Dataset entries
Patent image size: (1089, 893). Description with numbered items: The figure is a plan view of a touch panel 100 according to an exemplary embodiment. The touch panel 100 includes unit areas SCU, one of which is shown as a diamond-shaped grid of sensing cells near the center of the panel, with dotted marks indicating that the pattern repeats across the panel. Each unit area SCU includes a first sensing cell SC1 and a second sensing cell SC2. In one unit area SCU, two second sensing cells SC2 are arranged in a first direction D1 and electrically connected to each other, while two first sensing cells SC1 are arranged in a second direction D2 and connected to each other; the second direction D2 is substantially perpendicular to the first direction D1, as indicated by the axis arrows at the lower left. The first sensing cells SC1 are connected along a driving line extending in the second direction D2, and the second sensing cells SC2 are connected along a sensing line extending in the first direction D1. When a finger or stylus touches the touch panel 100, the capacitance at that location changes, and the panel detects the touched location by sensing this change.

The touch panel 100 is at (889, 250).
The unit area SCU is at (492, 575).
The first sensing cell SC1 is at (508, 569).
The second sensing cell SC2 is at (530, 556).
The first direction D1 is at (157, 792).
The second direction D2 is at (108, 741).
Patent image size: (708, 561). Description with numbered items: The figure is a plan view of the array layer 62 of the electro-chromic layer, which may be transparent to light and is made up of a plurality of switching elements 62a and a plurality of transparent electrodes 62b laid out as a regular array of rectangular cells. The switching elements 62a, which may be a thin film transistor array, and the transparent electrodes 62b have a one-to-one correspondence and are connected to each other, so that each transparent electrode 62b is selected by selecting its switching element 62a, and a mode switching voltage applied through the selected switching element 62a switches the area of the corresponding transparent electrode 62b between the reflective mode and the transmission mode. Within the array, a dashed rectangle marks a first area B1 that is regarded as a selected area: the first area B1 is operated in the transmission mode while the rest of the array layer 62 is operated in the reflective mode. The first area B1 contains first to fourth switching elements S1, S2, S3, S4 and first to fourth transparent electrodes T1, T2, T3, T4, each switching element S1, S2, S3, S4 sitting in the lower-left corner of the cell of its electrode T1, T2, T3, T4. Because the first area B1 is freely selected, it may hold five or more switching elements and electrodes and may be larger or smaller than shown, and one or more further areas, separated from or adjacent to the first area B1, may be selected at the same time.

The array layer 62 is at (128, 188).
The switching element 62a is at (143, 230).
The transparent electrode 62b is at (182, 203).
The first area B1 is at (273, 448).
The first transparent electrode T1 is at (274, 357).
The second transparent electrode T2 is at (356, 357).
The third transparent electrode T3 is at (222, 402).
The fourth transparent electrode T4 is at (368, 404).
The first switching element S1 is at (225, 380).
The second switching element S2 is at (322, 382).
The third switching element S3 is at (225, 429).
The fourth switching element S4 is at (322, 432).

Exercise goal
Hand back the whole listing, exactly as it is.

Response box
Patent image size: (1089, 893). Description with numbered items: The figure is a plan view of a touch panel 100 according to an exemplary embodiment. The touch panel 100 includes unit areas SCU, one of which is shown as a diamond-shaped grid of sensing cells near the center of the panel, with dotted marks indicating that the pattern repeats across the panel. Each unit area SCU includes a first sensing cell SC1 and a second sensing cell SC2. In one unit area SCU, two second sensing cells SC2 are arranged in a first direction D1 and electrically connected to each other, while two first sensing cells SC1 are arranged in a second direction D2 and connected to each other; the second direction D2 is substantially perpendicular to the first direction D1, as indicated by the axis arrows at the lower left. The first sensing cells SC1 are connected along a driving line extending in the second direction D2, and the second sensing cells SC2 are connected along a sensing line extending in the first direction D1. When a finger or stylus touches the touch panel 100, the capacitance at that location changes, and the panel detects the touched location by sensing this change.

The touch panel 100 is at (889, 250).
The unit area SCU is at (492, 575).
The first sensing cell SC1 is at (508, 569).
The second sensing cell SC2 is at (530, 556).
The first direction D1 is at (157, 792).
The second direction D2 is at (108, 741).
Patent image size: (708, 561). Description with numbered items: The figure is a plan view of the array layer 62 of the electro-chromic layer, which may be transparent to light and is made up of a plurality of switching elements 62a and a plurality of transparent electrodes 62b laid out as a regular array of rectangular cells. The switching elements 62a, which may be a thin film transistor array, and the transparent electrodes 62b have a one-to-one correspondence and are connected to each other, so that each transparent electrode 62b is selected by selecting its switching element 62a, and a mode switching voltage applied through the selected switching element 62a switches the area of the corresponding transparent electrode 62b between the reflective mode and the transmission mode. Within the array, a dashed rectangle marks a first area B1 that is regarded as a selected area: the first area B1 is operated in the transmission mode while the rest of the array layer 62 is operated in the reflective mode. The first area B1 contains first to fourth switching elements S1, S2, S3, S4 and first to fourth transparent electrodes T1, T2, T3, T4, each switching element S1, S2, S3, S4 sitting in the lower-left corner of the cell of its electrode T1, T2, T3, T4. Because the first area B1 is freely selected, it may hold five or more switching elements and electrodes and may be larger or smaller than shown, and one or more further areas, separated from or adjacent to the first area B1, may be selected at the same time.

The array layer 62 is at (128, 188).
The switching element 62a is at (143, 230).
The transparent electrode 62b is at (182, 203).
The first area B1 is at (273, 448).
The first transparent electrode T1 is at (274, 357).
The second transparent electrode T2 is at (356, 357).
The third transparent electrode T3 is at (222, 402).
The fourth transparent electrode T4 is at (368, 404).
The first switching element S1 is at (225, 380).
The second switching element S2 is at (322, 382).
The third switching element S3 is at (225, 429).
The fourth switching element S4 is at (322, 432).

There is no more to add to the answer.